>> start
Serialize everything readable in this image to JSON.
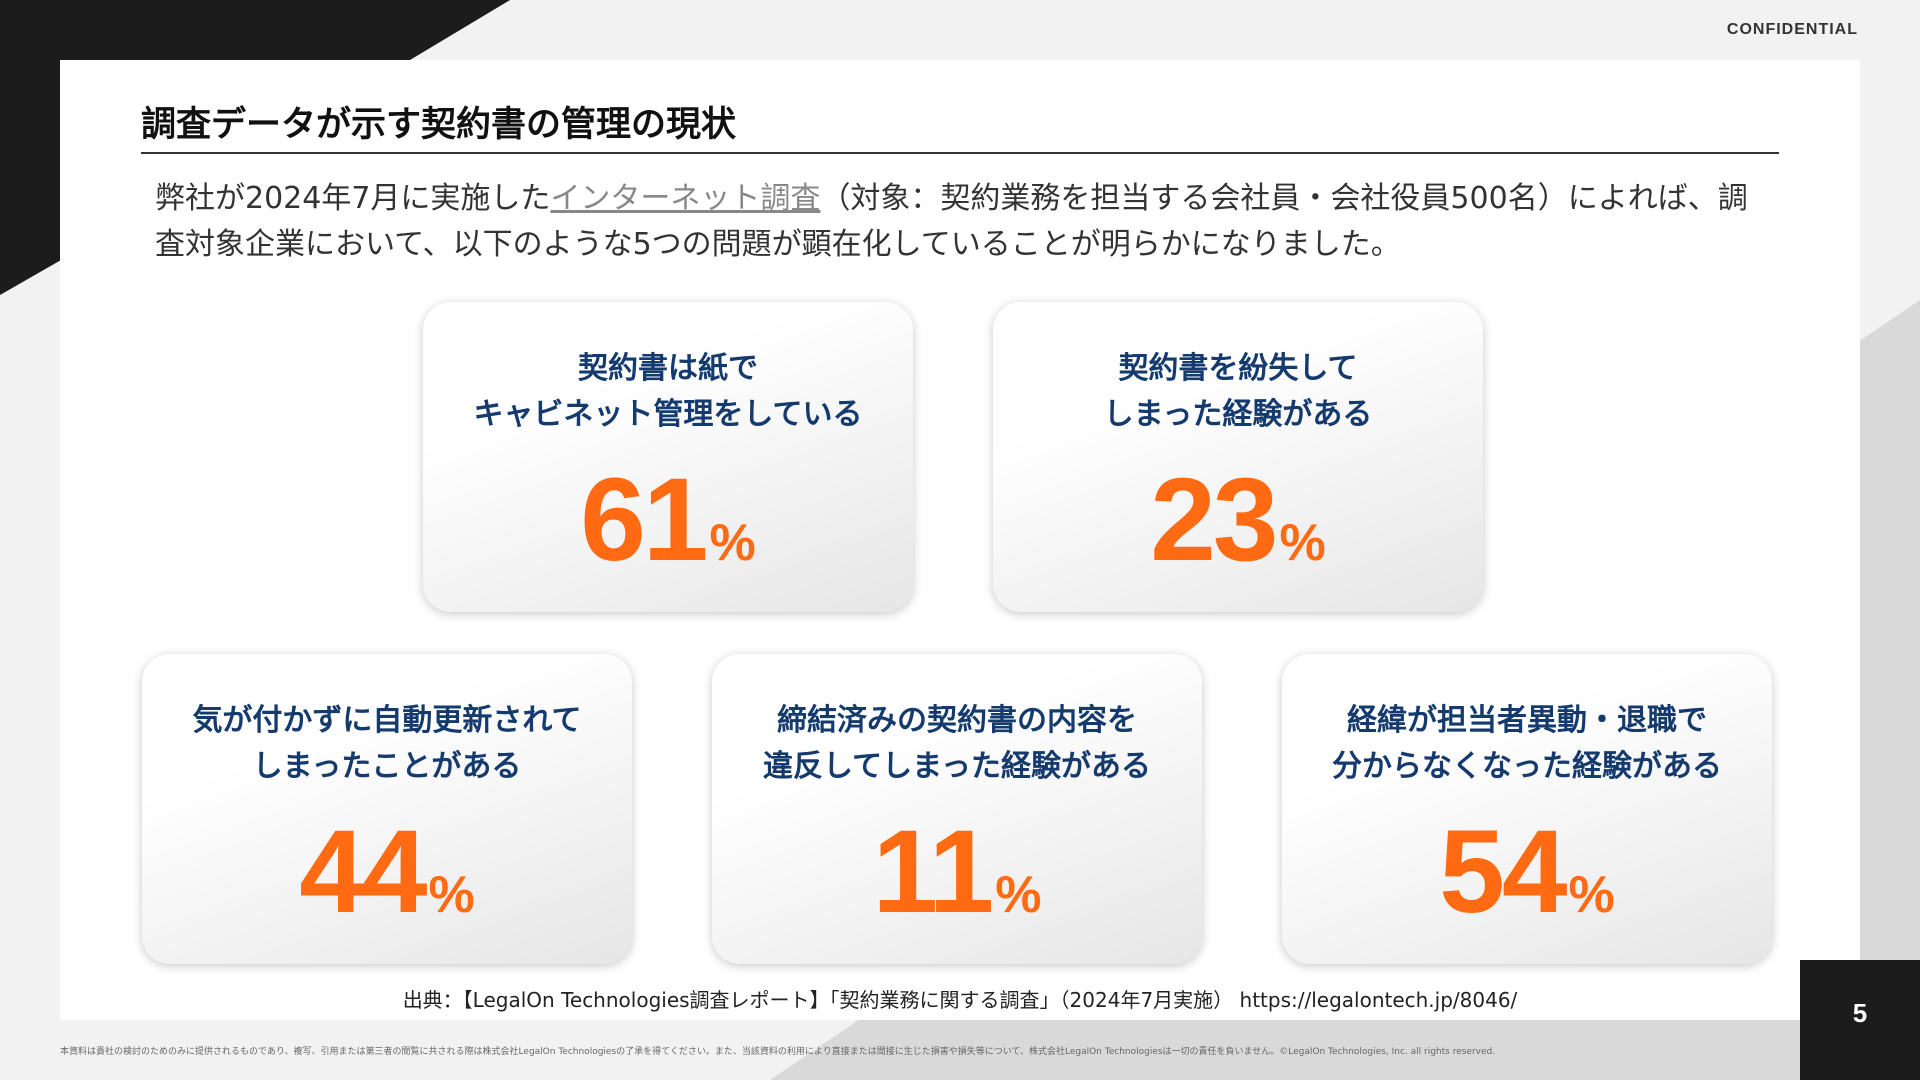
{
  "header": {
    "confidential": "CONFIDENTIAL"
  },
  "slide": {
    "title": "調査データが示す契約書の管理の現状",
    "intro_before": "弊社が2024年7月に実施した",
    "intro_link": "インターネット調査",
    "intro_after": "（対象：契約業務を担当する会社員・会社役員500名）によれば、調査対象企業において、以下のような5つの問題が顕在化していることが明らかになりました。"
  },
  "stats": [
    {
      "line1": "契約書は紙で",
      "line2": "キャビネット管理をしている",
      "value": "61",
      "unit": "%"
    },
    {
      "line1": "契約書を紛失して",
      "line2": "しまった経験がある",
      "value": "23",
      "unit": "%"
    },
    {
      "line1": "気が付かずに自動更新されて",
      "line2": "しまったことがある",
      "value": "44",
      "unit": "%"
    },
    {
      "line1": "締結済みの契約書の内容を",
      "line2": "違反してしまった経験がある",
      "value": "11",
      "unit": "%"
    },
    {
      "line1": "経緯が担当者異動・退職で",
      "line2": "分からなくなった経験がある",
      "value": "54",
      "unit": "%"
    }
  ],
  "footer": {
    "source": "出典：【LegalOn Technologies調査レポート】「契約業務に関する調査」（2024年7月実施） https://legalontech.jp/8046/",
    "disclaimer": "本資料は貴社の検討のためのみに提供されるものであり、複写、引用または第三者の閲覧に共される際は株式会社LegalOn Technologiesの了承を得てください。また、当該資料の利用により直接または間接に生じた損害や損失等について、株式会社LegalOn Technologiesは一切の責任を負いません。©LegalOn Technologies, Inc. all rights reserved.",
    "page_number": "5"
  },
  "colors": {
    "accent": "#ff6a13",
    "label": "#153b6e",
    "dark": "#1c1c1c"
  }
}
>> end
# DIRECTIONS FOR THIS TASK
Reproduce each line holding the word "LegalOn".

# WRITTEN ANSWER
    "source": "出典：【LegalOn Technologies調査レポート】「契約業務に関する調査」（2024年7月実施） https://legalontech.jp/8046/",
    "disclaimer": "本資料は貴社の検討のためのみに提供されるものであり、複写、引用または第三者の閲覧に共される際は株式会社LegalOn Technologiesの了承を得てください。また、当該資料の利用により直接または間接に生じた損害や損失等について、株式会社LegalOn Technologiesは一切の責任を負いません。©LegalOn Technologies, Inc. all rights reserved.",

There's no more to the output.